##### DATA SUPPLIED

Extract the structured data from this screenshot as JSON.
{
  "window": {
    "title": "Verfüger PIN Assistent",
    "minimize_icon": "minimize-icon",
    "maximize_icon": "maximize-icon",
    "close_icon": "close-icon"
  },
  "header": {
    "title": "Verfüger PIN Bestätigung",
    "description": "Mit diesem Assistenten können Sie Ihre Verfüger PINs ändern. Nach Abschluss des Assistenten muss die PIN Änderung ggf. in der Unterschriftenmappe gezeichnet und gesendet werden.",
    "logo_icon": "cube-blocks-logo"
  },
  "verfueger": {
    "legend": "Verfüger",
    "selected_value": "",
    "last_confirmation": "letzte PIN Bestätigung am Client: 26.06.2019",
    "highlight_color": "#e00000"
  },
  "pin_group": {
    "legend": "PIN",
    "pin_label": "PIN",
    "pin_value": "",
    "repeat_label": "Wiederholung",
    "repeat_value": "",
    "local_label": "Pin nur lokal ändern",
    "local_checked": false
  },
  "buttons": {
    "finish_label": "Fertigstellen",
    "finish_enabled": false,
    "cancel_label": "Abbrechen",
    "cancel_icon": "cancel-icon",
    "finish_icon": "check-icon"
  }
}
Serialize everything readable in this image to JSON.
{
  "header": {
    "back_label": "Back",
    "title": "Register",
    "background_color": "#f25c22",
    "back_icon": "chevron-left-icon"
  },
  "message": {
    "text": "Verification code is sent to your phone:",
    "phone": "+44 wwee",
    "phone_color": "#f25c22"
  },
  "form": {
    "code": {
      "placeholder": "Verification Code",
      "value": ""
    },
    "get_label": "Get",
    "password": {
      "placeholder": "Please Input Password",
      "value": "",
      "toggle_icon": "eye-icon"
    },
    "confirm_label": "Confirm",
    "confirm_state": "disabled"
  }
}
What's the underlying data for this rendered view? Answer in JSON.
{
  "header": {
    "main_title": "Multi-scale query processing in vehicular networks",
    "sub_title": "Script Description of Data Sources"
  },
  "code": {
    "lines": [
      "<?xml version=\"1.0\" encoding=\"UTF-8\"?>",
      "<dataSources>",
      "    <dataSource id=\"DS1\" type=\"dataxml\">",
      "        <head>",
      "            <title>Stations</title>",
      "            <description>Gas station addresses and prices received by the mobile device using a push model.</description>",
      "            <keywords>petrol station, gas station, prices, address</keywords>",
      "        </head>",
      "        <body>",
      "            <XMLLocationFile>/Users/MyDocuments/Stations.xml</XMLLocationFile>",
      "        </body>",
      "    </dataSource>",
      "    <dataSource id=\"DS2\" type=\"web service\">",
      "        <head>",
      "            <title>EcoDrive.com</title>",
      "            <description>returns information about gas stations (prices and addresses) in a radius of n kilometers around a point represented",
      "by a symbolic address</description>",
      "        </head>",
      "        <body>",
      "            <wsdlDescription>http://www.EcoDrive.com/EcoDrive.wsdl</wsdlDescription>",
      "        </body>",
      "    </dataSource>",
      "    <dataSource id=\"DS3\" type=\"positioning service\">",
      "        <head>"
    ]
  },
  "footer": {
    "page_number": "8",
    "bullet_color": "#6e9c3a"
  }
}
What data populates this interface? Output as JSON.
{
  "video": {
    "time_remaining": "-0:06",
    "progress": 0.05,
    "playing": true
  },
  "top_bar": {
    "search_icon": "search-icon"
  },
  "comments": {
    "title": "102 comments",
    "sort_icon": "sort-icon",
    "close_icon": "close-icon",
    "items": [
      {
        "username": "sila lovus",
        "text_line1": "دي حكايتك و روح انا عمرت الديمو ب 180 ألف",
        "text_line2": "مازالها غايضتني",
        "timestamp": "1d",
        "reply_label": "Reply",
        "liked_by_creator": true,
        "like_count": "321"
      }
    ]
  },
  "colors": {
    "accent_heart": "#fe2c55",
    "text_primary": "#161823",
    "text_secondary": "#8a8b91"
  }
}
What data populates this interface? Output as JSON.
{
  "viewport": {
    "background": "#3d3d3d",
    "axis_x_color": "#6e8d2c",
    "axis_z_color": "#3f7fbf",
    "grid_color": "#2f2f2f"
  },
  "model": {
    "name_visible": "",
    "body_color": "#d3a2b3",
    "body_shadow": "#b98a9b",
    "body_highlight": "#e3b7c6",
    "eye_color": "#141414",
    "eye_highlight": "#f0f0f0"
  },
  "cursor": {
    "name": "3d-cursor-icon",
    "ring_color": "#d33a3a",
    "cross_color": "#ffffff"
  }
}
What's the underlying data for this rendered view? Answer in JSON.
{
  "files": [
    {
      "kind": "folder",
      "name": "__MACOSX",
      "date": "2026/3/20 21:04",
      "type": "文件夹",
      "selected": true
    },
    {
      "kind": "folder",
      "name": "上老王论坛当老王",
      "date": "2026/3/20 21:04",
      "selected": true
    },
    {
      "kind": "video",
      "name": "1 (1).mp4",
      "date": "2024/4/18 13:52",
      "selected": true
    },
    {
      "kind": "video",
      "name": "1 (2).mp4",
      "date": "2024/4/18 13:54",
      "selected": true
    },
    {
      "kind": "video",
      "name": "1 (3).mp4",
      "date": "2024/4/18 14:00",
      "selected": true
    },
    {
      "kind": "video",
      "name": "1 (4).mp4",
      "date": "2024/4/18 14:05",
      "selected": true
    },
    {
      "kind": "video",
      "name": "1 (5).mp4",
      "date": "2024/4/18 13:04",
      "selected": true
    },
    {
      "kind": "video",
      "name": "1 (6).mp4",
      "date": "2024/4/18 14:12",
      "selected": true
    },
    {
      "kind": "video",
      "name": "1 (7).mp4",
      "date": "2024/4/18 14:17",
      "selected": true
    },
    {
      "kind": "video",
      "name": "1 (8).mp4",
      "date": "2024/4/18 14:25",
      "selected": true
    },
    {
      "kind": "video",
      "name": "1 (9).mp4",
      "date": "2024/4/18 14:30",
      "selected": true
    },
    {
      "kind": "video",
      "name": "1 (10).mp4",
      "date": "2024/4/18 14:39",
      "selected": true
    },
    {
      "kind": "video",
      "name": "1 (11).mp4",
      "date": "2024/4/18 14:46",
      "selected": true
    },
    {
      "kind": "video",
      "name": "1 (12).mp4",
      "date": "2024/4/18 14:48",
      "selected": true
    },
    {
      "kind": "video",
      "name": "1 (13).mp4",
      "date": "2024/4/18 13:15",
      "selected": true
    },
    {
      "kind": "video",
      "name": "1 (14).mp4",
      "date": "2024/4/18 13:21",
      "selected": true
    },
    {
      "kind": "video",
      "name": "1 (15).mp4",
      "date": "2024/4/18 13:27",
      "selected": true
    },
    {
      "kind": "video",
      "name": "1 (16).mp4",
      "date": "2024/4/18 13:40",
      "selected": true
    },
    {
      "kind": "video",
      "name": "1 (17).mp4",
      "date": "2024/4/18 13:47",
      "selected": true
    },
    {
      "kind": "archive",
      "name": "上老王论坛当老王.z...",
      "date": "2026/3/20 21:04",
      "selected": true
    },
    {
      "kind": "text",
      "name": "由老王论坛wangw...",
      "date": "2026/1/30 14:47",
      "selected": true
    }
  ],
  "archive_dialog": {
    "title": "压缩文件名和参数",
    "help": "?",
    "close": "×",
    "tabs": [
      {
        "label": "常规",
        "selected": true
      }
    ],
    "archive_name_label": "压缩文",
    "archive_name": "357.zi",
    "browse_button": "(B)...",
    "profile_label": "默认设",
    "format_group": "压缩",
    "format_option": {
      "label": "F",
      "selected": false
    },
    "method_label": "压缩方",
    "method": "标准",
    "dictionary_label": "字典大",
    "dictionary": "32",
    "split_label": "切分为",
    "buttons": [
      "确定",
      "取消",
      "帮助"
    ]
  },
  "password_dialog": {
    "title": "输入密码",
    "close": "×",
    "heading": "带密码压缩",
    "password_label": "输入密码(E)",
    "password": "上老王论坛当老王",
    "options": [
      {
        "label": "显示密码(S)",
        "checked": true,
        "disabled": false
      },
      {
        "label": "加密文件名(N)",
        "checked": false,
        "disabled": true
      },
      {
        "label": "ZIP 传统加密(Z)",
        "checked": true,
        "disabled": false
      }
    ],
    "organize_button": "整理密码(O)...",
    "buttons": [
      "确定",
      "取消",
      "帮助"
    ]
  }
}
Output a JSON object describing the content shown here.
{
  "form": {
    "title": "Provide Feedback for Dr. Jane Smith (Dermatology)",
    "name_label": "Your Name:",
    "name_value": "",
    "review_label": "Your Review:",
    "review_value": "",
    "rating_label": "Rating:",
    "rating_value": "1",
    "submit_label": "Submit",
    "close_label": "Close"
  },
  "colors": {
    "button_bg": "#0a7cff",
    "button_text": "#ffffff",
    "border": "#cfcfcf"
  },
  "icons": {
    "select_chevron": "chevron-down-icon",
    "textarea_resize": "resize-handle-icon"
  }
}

##########

WRITTEN REQUEST => Look through the data above. Copy every line with the string "model" in it.

WRITTEN RESPONSE =>
      "            <description>Gas station addresses and prices received by the mobile device using a push model.</description>",
  "model": {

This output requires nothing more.